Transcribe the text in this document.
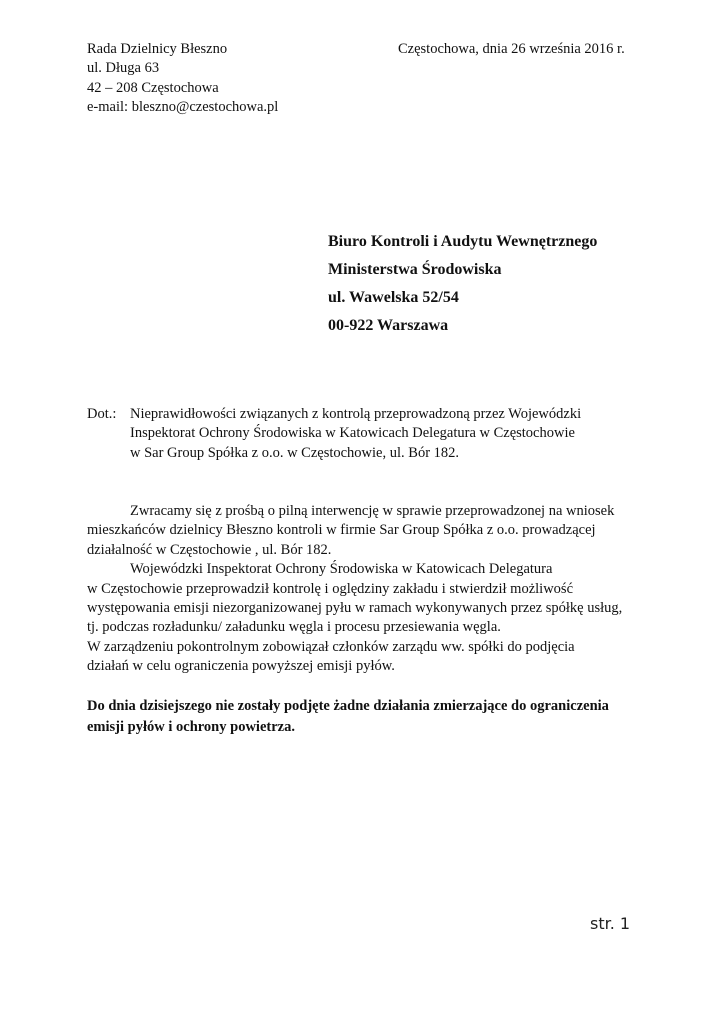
Rada Dzielnicy Błeszno
ul. Długa 63
42 – 208 Częstochowa
e-mail: bleszno@czestochowa.pl
Częstochowa, dnia 26 września 2016 r.
Biuro Kontroli i Audytu Wewnętrznego
Ministerstwa Środowiska
ul. Wawelska 52/54
00-922 Warszawa
Dot.: Nieprawidłowości związanych z kontrolą przeprowadzoną przez Wojewódzki
Inspektorat Ochrony Środowiska w Katowicach Delegatura w Częstochowie
w Sar Group Spółka z o.o. w Częstochowie, ul. Bór 182.
Zwracamy się z prośbą o pilną interwencję w sprawie przeprowadzonej na wniosek
mieszkańców dzielnicy Błeszno kontroli w firmie Sar Group Spółka z o.o. prowadzącej
działalność w Częstochowie , ul. Bór 182.
Wojewódzki Inspektorat Ochrony Środowiska w Katowicach Delegatura
w Częstochowie przeprowadził kontrolę i oględziny zakładu i stwierdził możliwość
występowania emisji niezorganizowanej pyłu w ramach wykonywanych przez spółkę usług,
tj. podczas rozładunku/ załadunku węgla i procesu przesiewania węgla.
W zarządzeniu pokontrolnym zobowiązał członków zarządu ww. spółki do podjęcia
działań w celu ograniczenia powyższej emisji pyłów.
Do dnia dzisiejszego nie zostały podjęte żadne działania zmierzające do ograniczenia
emisji pyłów i ochrony powietrza.
str. 1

* [STATED EXERCISE] Return all of the data exactly as written, and drop the pictures.

* [RESULT OF THIS EXERCISE]
Transcribe the text in this document.
Rada Dzielnicy Błeszno
ul. Długa 63
42 – 208 Częstochowa
e-mail: bleszno@czestochowa.pl
Częstochowa, dnia 26 września 2016 r.
Biuro Kontroli i Audytu Wewnętrznego
Ministerstwa Środowiska
ul. Wawelska 52/54
00-922 Warszawa
Dot.: Nieprawidłowości związanych z kontrolą przeprowadzoną przez Wojewódzki
Inspektorat Ochrony Środowiska w Katowicach Delegatura w Częstochowie
w Sar Group Spółka z o.o. w Częstochowie, ul. Bór 182.
Zwracamy się z prośbą o pilną interwencję w sprawie przeprowadzonej na wniosek
mieszkańców dzielnicy Błeszno kontroli w firmie Sar Group Spółka z o.o. prowadzącej
działalność w Częstochowie , ul. Bór 182.
Wojewódzki Inspektorat Ochrony Środowiska w Katowicach Delegatura
w Częstochowie przeprowadził kontrolę i oględziny zakładu i stwierdził możliwość
występowania emisji niezorganizowanej pyłu w ramach wykonywanych przez spółkę usług,
tj. podczas rozładunku/ załadunku węgla i procesu przesiewania węgla.
W zarządzeniu pokontrolnym zobowiązał członków zarządu ww. spółki do podjęcia
działań w celu ograniczenia powyższej emisji pyłów.
Do dnia dzisiejszego nie zostały podjęte żadne działania zmierzające do ograniczenia
emisji pyłów i ochrony powietrza.
str. 1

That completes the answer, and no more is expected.